[Directions for this task] Below are some records; reproduce every one of them exactly.

----

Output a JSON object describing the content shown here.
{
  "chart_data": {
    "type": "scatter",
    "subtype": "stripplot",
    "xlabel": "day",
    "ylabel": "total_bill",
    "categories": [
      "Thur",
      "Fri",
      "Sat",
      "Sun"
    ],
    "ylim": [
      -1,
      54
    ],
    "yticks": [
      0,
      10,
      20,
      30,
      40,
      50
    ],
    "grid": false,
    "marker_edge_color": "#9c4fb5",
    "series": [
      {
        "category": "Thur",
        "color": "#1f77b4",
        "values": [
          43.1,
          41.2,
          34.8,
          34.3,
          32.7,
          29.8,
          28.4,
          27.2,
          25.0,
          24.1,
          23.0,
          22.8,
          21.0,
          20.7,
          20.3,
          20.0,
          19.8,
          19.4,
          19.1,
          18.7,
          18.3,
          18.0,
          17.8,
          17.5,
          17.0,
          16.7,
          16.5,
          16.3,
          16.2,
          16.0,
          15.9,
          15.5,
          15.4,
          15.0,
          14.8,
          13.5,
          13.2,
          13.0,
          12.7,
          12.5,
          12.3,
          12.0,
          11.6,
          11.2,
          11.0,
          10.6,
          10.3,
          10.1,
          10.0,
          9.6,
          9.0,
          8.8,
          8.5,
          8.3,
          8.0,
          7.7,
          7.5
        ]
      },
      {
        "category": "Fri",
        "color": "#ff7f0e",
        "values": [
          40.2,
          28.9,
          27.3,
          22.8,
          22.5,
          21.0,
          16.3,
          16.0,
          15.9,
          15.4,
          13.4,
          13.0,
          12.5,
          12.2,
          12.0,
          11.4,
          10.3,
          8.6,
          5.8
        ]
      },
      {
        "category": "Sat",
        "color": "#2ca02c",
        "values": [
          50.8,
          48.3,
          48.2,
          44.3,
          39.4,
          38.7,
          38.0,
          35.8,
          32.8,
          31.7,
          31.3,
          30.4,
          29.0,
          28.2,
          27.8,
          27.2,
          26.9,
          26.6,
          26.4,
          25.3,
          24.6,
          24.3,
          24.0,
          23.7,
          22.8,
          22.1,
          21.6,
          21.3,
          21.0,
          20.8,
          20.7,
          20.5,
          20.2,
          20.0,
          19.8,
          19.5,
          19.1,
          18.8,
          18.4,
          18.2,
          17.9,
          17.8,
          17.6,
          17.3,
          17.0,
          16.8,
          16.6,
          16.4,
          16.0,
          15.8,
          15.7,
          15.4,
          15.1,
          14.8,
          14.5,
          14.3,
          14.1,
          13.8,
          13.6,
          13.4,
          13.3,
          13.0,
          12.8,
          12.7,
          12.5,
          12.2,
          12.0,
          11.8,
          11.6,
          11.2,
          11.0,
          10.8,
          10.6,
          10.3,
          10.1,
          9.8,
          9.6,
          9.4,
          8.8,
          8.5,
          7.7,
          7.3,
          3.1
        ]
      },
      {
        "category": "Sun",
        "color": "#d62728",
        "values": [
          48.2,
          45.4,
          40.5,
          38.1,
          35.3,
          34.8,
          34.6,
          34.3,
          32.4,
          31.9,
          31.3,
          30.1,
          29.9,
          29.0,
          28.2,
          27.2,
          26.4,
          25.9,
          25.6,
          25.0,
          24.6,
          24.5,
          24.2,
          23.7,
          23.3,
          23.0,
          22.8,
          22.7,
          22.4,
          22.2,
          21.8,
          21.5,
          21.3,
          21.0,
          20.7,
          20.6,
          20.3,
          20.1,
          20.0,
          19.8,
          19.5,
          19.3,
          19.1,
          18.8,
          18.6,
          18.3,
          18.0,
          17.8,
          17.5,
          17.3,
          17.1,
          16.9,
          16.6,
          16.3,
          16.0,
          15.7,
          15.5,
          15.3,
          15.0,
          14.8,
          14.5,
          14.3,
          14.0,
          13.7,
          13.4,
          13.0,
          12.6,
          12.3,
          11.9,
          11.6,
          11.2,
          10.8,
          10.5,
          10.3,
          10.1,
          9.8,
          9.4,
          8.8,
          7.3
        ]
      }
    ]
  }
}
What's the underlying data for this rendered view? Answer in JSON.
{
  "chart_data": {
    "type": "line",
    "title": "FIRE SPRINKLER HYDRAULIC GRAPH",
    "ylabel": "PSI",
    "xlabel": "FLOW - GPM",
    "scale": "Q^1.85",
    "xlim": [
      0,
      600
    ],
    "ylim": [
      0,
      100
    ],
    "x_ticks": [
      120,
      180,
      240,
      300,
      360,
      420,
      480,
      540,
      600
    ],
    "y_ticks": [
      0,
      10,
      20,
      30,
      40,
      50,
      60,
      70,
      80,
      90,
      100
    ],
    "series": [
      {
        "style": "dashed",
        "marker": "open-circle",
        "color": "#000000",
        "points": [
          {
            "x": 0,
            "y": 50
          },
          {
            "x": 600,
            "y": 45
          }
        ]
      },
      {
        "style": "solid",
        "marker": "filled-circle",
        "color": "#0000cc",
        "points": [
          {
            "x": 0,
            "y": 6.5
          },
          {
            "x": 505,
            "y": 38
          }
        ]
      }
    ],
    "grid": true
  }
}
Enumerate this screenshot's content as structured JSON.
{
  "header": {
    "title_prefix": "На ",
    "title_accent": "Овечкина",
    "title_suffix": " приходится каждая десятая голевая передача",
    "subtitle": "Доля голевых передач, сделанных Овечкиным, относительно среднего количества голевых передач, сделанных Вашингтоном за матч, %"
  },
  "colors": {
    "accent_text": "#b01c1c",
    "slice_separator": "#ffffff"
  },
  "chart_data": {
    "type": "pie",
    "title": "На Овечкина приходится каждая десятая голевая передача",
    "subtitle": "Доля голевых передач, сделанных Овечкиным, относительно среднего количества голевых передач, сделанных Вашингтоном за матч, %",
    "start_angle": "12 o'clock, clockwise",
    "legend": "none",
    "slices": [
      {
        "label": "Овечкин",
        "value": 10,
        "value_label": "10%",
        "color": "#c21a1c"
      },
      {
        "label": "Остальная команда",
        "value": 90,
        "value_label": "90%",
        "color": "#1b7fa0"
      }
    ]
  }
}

----

[Result of this exercise]
Output a JSON object describing the content shown here.
{
  "chart_data": {
    "type": "scatter",
    "subtype": "stripplot",
    "xlabel": "day",
    "ylabel": "total_bill",
    "categories": [
      "Thur",
      "Fri",
      "Sat",
      "Sun"
    ],
    "ylim": [
      -1,
      54
    ],
    "yticks": [
      0,
      10,
      20,
      30,
      40,
      50
    ],
    "grid": false,
    "marker_edge_color": "#9c4fb5",
    "series": [
      {
        "category": "Thur",
        "color": "#1f77b4",
        "values": [
          43.1,
          41.2,
          34.8,
          34.3,
          32.7,
          29.8,
          28.4,
          27.2,
          25.0,
          24.1,
          23.0,
          22.8,
          21.0,
          20.7,
          20.3,
          20.0,
          19.8,
          19.4,
          19.1,
          18.7,
          18.3,
          18.0,
          17.8,
          17.5,
          17.0,
          16.7,
          16.5,
          16.3,
          16.2,
          16.0,
          15.9,
          15.5,
          15.4,
          15.0,
          14.8,
          13.5,
          13.2,
          13.0,
          12.7,
          12.5,
          12.3,
          12.0,
          11.6,
          11.2,
          11.0,
          10.6,
          10.3,
          10.1,
          10.0,
          9.6,
          9.0,
          8.8,
          8.5,
          8.3,
          8.0,
          7.7,
          7.5
        ]
      },
      {
        "category": "Fri",
        "color": "#ff7f0e",
        "values": [
          40.2,
          28.9,
          27.3,
          22.8,
          22.5,
          21.0,
          16.3,
          16.0,
          15.9,
          15.4,
          13.4,
          13.0,
          12.5,
          12.2,
          12.0,
          11.4,
          10.3,
          8.6,
          5.8
        ]
      },
      {
        "category": "Sat",
        "color": "#2ca02c",
        "values": [
          50.8,
          48.3,
          48.2,
          44.3,
          39.4,
          38.7,
          38.0,
          35.8,
          32.8,
          31.7,
          31.3,
          30.4,
          29.0,
          28.2,
          27.8,
          27.2,
          26.9,
          26.6,
          26.4,
          25.3,
          24.6,
          24.3,
          24.0,
          23.7,
          22.8,
          22.1,
          21.6,
          21.3,
          21.0,
          20.8,
          20.7,
          20.5,
          20.2,
          20.0,
          19.8,
          19.5,
          19.1,
          18.8,
          18.4,
          18.2,
          17.9,
          17.8,
          17.6,
          17.3,
          17.0,
          16.8,
          16.6,
          16.4,
          16.0,
          15.8,
          15.7,
          15.4,
          15.1,
          14.8,
          14.5,
          14.3,
          14.1,
          13.8,
          13.6,
          13.4,
          13.3,
          13.0,
          12.8,
          12.7,
          12.5,
          12.2,
          12.0,
          11.8,
          11.6,
          11.2,
          11.0,
          10.8,
          10.6,
          10.3,
          10.1,
          9.8,
          9.6,
          9.4,
          8.8,
          8.5,
          7.7,
          7.3,
          3.1
        ]
      },
      {
        "category": "Sun",
        "color": "#d62728",
        "values": [
          48.2,
          45.4,
          40.5,
          38.1,
          35.3,
          34.8,
          34.6,
          34.3,
          32.4,
          31.9,
          31.3,
          30.1,
          29.9,
          29.0,
          28.2,
          27.2,
          26.4,
          25.9,
          25.6,
          25.0,
          24.6,
          24.5,
          24.2,
          23.7,
          23.3,
          23.0,
          22.8,
          22.7,
          22.4,
          22.2,
          21.8,
          21.5,
          21.3,
          21.0,
          20.7,
          20.6,
          20.3,
          20.1,
          20.0,
          19.8,
          19.5,
          19.3,
          19.1,
          18.8,
          18.6,
          18.3,
          18.0,
          17.8,
          17.5,
          17.3,
          17.1,
          16.9,
          16.6,
          16.3,
          16.0,
          15.7,
          15.5,
          15.3,
          15.0,
          14.8,
          14.5,
          14.3,
          14.0,
          13.7,
          13.4,
          13.0,
          12.6,
          12.3,
          11.9,
          11.6,
          11.2,
          10.8,
          10.5,
          10.3,
          10.1,
          9.8,
          9.4,
          8.8,
          7.3
        ]
      }
    ]
  }
}
What's the underlying data for this rendered view? Answer in JSON.
{
  "chart_data": {
    "type": "line",
    "title": "FIRE SPRINKLER HYDRAULIC GRAPH",
    "ylabel": "PSI",
    "xlabel": "FLOW - GPM",
    "scale": "Q^1.85",
    "xlim": [
      0,
      600
    ],
    "ylim": [
      0,
      100
    ],
    "x_ticks": [
      120,
      180,
      240,
      300,
      360,
      420,
      480,
      540,
      600
    ],
    "y_ticks": [
      0,
      10,
      20,
      30,
      40,
      50,
      60,
      70,
      80,
      90,
      100
    ],
    "series": [
      {
        "style": "dashed",
        "marker": "open-circle",
        "color": "#000000",
        "points": [
          {
            "x": 0,
            "y": 50
          },
          {
            "x": 600,
            "y": 45
          }
        ]
      },
      {
        "style": "solid",
        "marker": "filled-circle",
        "color": "#0000cc",
        "points": [
          {
            "x": 0,
            "y": 6.5
          },
          {
            "x": 505,
            "y": 38
          }
        ]
      }
    ],
    "grid": true
  }
}
Enumerate this screenshot's content as structured JSON.
{
  "header": {
    "title_prefix": "На ",
    "title_accent": "Овечкина",
    "title_suffix": " приходится каждая десятая голевая передача",
    "subtitle": "Доля голевых передач, сделанных Овечкиным, относительно среднего количества голевых передач, сделанных Вашингтоном за матч, %"
  },
  "colors": {
    "accent_text": "#b01c1c",
    "slice_separator": "#ffffff"
  },
  "chart_data": {
    "type": "pie",
    "title": "На Овечкина приходится каждая десятая голевая передача",
    "subtitle": "Доля голевых передач, сделанных Овечкиным, относительно среднего количества голевых передач, сделанных Вашингтоном за матч, %",
    "start_angle": "12 o'clock, clockwise",
    "legend": "none",
    "slices": [
      {
        "label": "Овечкин",
        "value": 10,
        "value_label": "10%",
        "color": "#c21a1c"
      },
      {
        "label": "Остальная команда",
        "value": 90,
        "value_label": "90%",
        "color": "#1b7fa0"
      }
    ]
  }
}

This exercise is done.